-- Start DATA IN THIS EXERCISE --

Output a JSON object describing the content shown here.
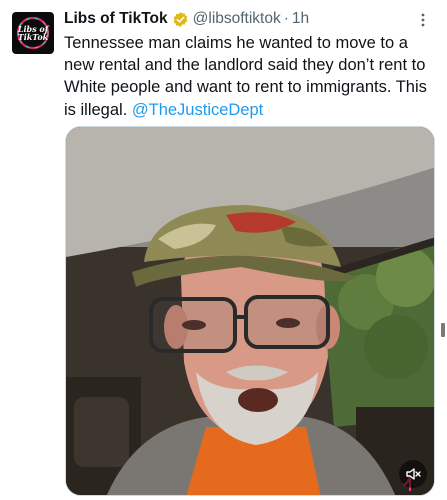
{
  "tweet": {
    "author": {
      "name": "Libs of TikTok",
      "handle": "@libsoftiktok",
      "avatar_text_line1": "Libs of",
      "avatar_text_line2": "TikTok",
      "verified_badge_color": "#e2b719"
    },
    "separator": "·",
    "time": "1h",
    "text_body": "Tennessee man claims he wanted to move to a new rental and the landlord said they don’t rent to White people and want to rent to immigrants. This is illegal. ",
    "mention": "@TheJusticeDept",
    "media": {
      "type": "video",
      "mute_icon": "speaker-muted-icon"
    }
  },
  "colors": {
    "text": "#0f1419",
    "secondary": "#536471",
    "link": "#1d9bf0",
    "border": "#cfd9de"
  }
}
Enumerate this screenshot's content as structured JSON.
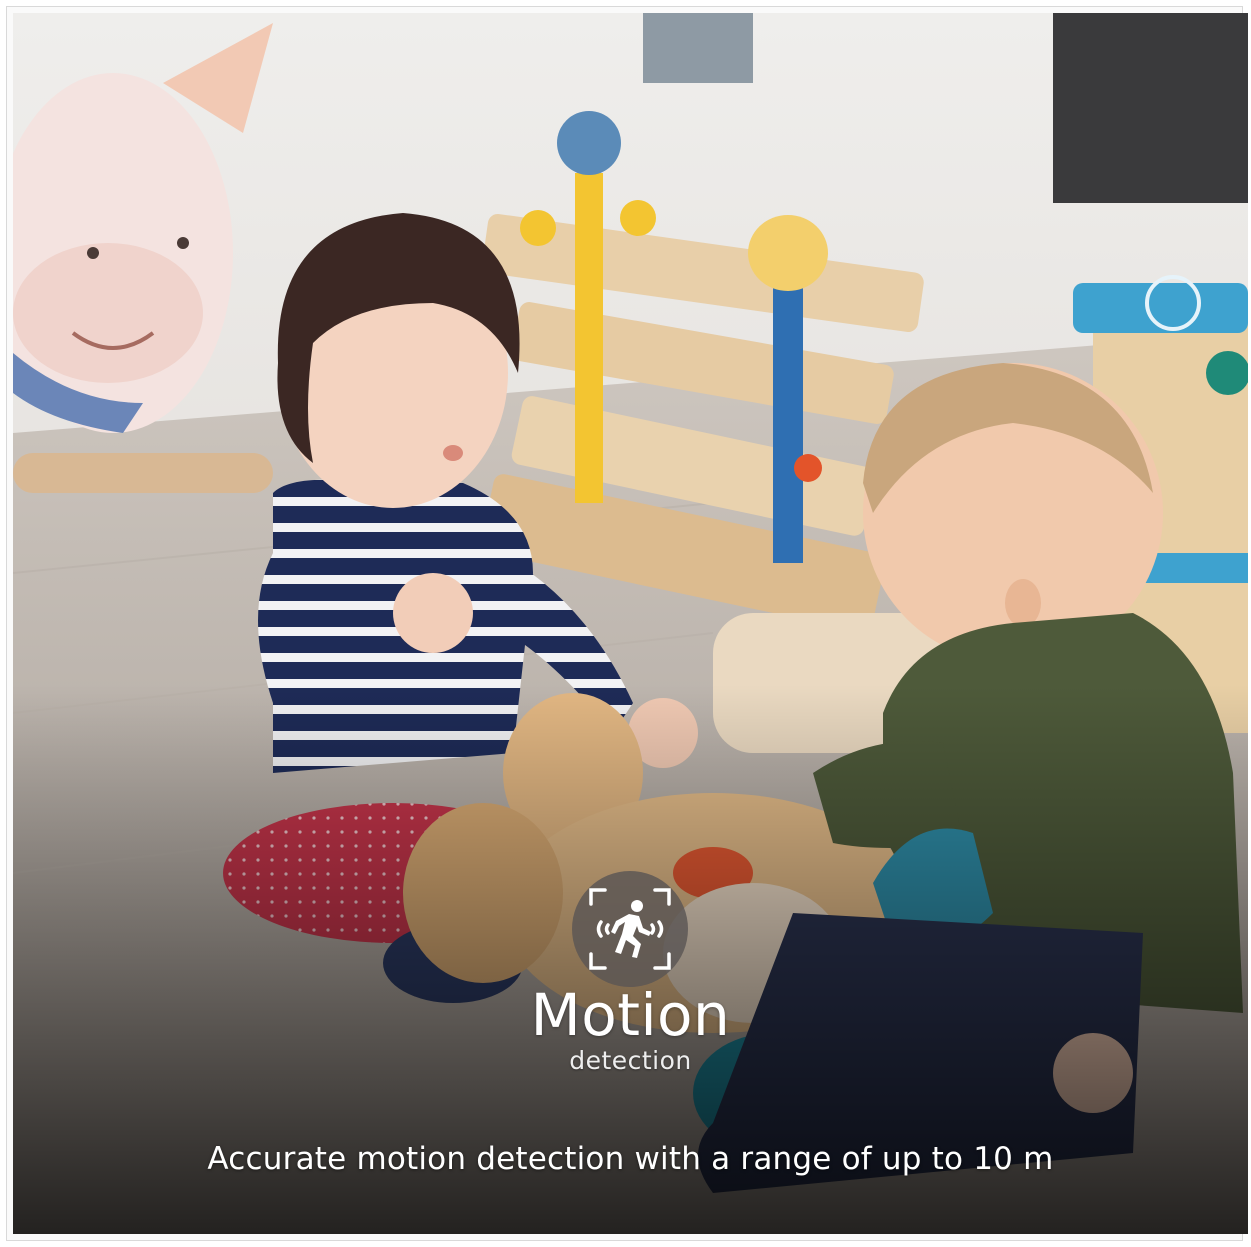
{
  "feature": {
    "title": "Motion",
    "subtitle": "detection",
    "caption": "Accurate motion detection with a range of up to 10 m",
    "icon": "motion-sensor-icon"
  },
  "colors": {
    "badge_background": "#5a5654",
    "text": "#ffffff"
  }
}
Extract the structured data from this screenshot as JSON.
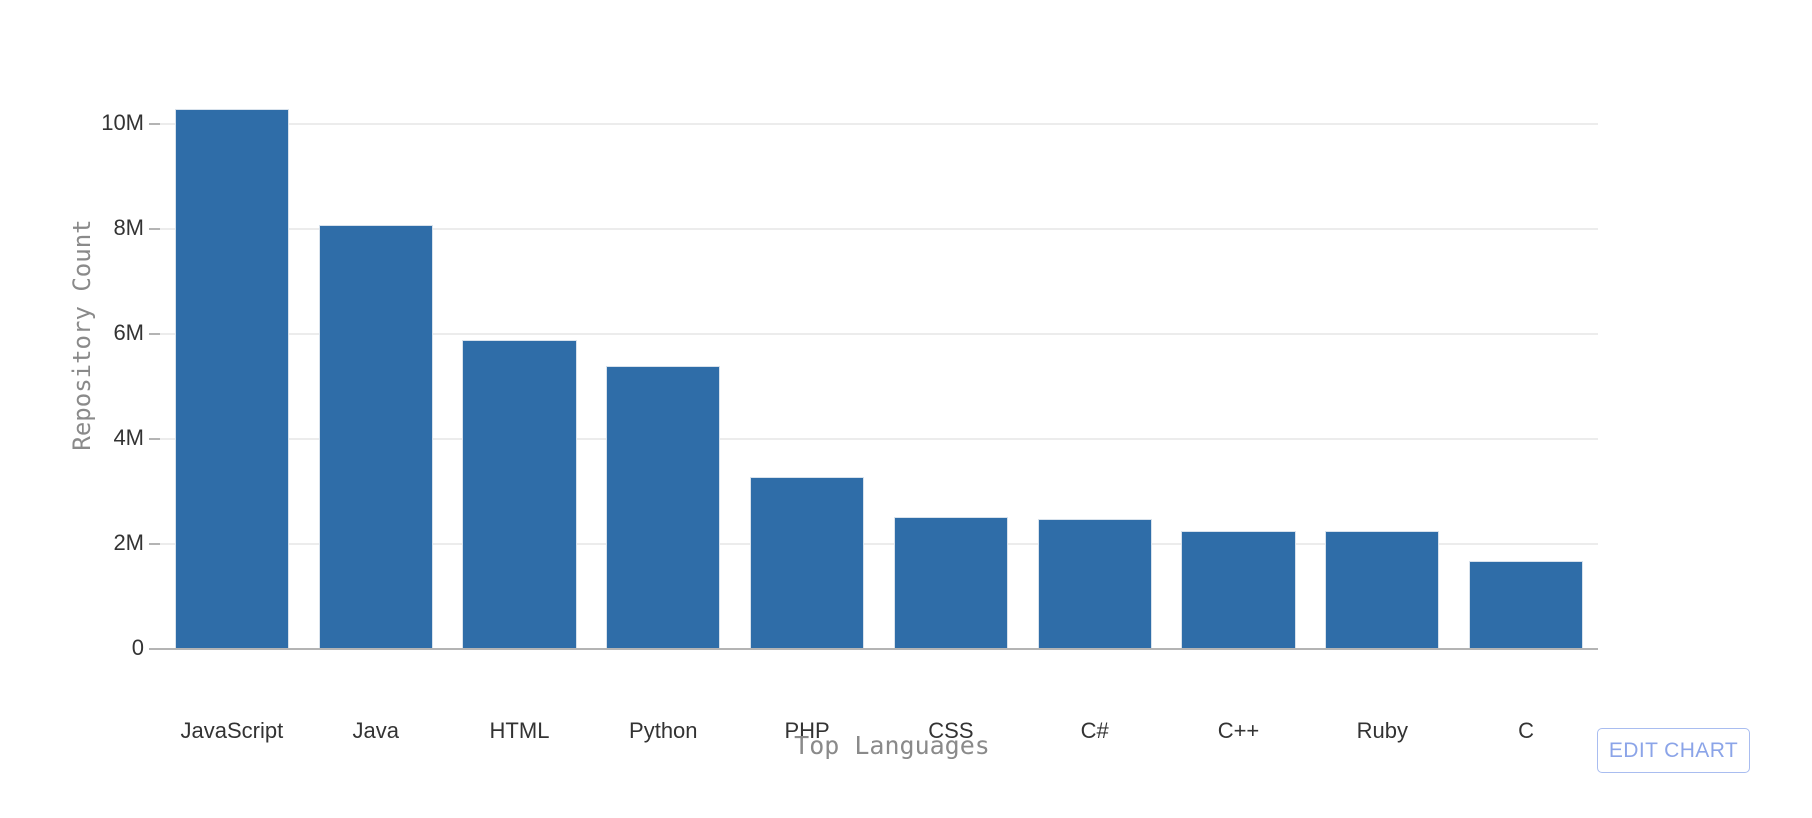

-- End DATA IN THIS EXERCISE --

◆ WHAT THE TASK REQUIRES
Output all of the data exactly as it stands, minus any images.

◆ TASK RESULT
Output a JSON object describing the content shown here.
{
  "tweet": {
    "author": {
      "name": "Libs of TikTok",
      "handle": "@libsoftiktok",
      "avatar_text_line1": "Libs of",
      "avatar_text_line2": "TikTok",
      "verified_badge_color": "#e2b719"
    },
    "separator": "·",
    "time": "1h",
    "text_body": "Tennessee man claims he wanted to move to a new rental and the landlord said they don’t rent to White people and want to rent to immigrants. This is illegal. ",
    "mention": "@TheJusticeDept",
    "media": {
      "type": "video",
      "mute_icon": "speaker-muted-icon"
    }
  },
  "colors": {
    "text": "#0f1419",
    "secondary": "#536471",
    "link": "#1d9bf0",
    "border": "#cfd9de"
  }
}
Enumerate this screenshot's content as structured JSON.
{
  "feature": {
    "title": "Motion",
    "subtitle": "detection",
    "caption": "Accurate motion detection with a range of up to 10 m",
    "icon": "motion-sensor-icon"
  },
  "colors": {
    "badge_background": "#5a5654",
    "text": "#ffffff"
  }
}
Extract the structured data from this screenshot as JSON.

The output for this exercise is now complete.